>>>

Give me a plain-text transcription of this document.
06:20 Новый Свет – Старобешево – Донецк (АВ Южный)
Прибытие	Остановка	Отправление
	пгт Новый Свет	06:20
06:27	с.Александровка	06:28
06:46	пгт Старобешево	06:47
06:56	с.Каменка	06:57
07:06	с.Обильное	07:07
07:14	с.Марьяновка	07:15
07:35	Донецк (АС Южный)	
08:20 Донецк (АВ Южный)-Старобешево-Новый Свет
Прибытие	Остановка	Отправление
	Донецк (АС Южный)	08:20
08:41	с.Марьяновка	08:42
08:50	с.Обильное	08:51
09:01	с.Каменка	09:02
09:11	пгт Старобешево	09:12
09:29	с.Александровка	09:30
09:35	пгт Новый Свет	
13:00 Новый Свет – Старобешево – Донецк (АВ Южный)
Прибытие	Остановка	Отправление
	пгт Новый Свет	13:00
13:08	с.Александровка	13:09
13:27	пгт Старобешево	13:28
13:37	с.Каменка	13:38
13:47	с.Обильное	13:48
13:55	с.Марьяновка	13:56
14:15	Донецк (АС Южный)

<<<
>>>

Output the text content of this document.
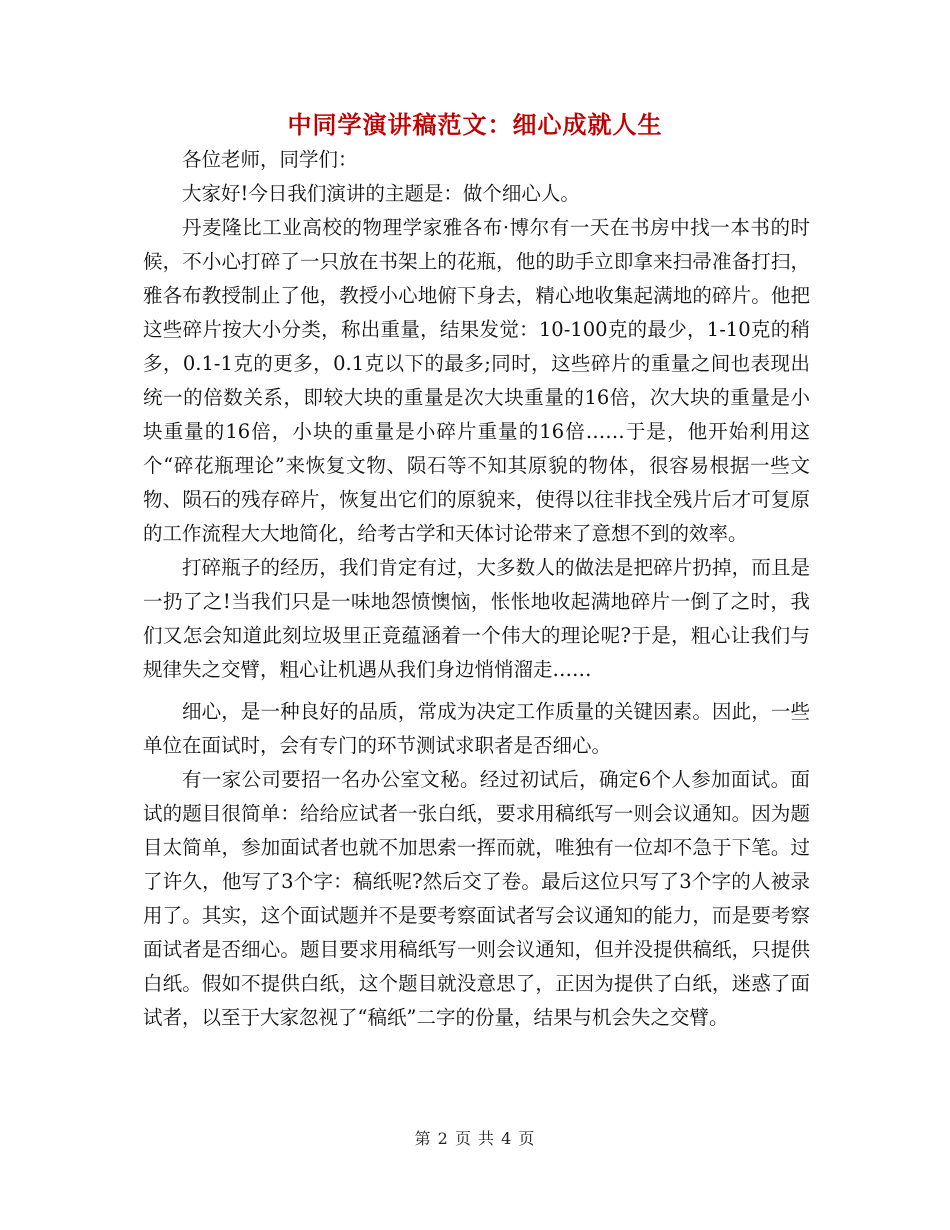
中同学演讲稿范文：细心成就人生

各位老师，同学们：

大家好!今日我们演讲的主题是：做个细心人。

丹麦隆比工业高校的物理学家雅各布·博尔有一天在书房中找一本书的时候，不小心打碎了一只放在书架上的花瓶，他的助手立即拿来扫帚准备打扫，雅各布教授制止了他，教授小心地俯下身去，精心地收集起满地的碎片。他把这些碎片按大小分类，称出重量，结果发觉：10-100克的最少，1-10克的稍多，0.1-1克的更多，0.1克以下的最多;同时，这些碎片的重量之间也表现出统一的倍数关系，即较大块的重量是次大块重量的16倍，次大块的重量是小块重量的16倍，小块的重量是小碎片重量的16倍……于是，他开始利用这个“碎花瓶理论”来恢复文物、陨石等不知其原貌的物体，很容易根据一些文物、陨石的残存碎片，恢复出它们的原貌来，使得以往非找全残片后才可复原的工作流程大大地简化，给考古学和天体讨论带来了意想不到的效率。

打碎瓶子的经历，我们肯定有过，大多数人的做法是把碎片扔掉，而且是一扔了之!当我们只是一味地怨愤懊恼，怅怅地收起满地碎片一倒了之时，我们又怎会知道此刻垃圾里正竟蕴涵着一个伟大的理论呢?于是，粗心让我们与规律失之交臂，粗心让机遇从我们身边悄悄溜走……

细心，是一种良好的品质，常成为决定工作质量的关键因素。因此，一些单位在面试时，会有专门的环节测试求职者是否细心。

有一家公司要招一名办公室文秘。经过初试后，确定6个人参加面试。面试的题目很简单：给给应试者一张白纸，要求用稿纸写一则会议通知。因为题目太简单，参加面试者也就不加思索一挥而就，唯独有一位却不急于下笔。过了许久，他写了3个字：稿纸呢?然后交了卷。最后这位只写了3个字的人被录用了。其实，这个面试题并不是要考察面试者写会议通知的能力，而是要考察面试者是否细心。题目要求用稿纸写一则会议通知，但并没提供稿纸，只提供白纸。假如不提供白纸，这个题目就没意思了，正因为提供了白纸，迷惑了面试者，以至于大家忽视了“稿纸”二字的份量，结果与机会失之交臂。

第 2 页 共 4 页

<<<
>>>

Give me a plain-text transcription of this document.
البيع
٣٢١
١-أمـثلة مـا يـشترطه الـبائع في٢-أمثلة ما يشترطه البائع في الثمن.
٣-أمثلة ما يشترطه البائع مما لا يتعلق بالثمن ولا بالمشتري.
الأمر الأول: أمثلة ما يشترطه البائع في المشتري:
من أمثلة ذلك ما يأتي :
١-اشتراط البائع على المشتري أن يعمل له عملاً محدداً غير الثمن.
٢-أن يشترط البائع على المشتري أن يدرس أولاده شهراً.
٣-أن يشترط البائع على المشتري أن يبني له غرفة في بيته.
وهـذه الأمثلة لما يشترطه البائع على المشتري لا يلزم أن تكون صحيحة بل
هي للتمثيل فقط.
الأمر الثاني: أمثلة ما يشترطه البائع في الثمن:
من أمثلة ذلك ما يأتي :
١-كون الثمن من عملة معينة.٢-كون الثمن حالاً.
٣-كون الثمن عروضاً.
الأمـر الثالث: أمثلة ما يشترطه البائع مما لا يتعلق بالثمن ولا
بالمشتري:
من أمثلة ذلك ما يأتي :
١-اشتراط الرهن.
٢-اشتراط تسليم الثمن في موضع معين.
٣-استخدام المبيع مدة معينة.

<<<

▶ [Given request]:
Among the lines of the data, identify those with the word "يشترطه". Copy each of them.

▶ [Correct output]:
١-أمـثلة مـا يـشترطه الـبائع في٢-أمثلة ما يشترطه البائع في الثمن.
٣-أمثلة ما يشترطه البائع مما لا يتعلق بالثمن ولا بالمشتري.
الأمر الأول: أمثلة ما يشترطه البائع في المشتري:
وهـذه الأمثلة لما يشترطه البائع على المشتري لا يلزم أن تكون صحيحة بل
الأمر الثاني: أمثلة ما يشترطه البائع في الثمن:
الأمـر الثالث: أمثلة ما يشترطه البائع مما لا يتعلق بالثمن ولا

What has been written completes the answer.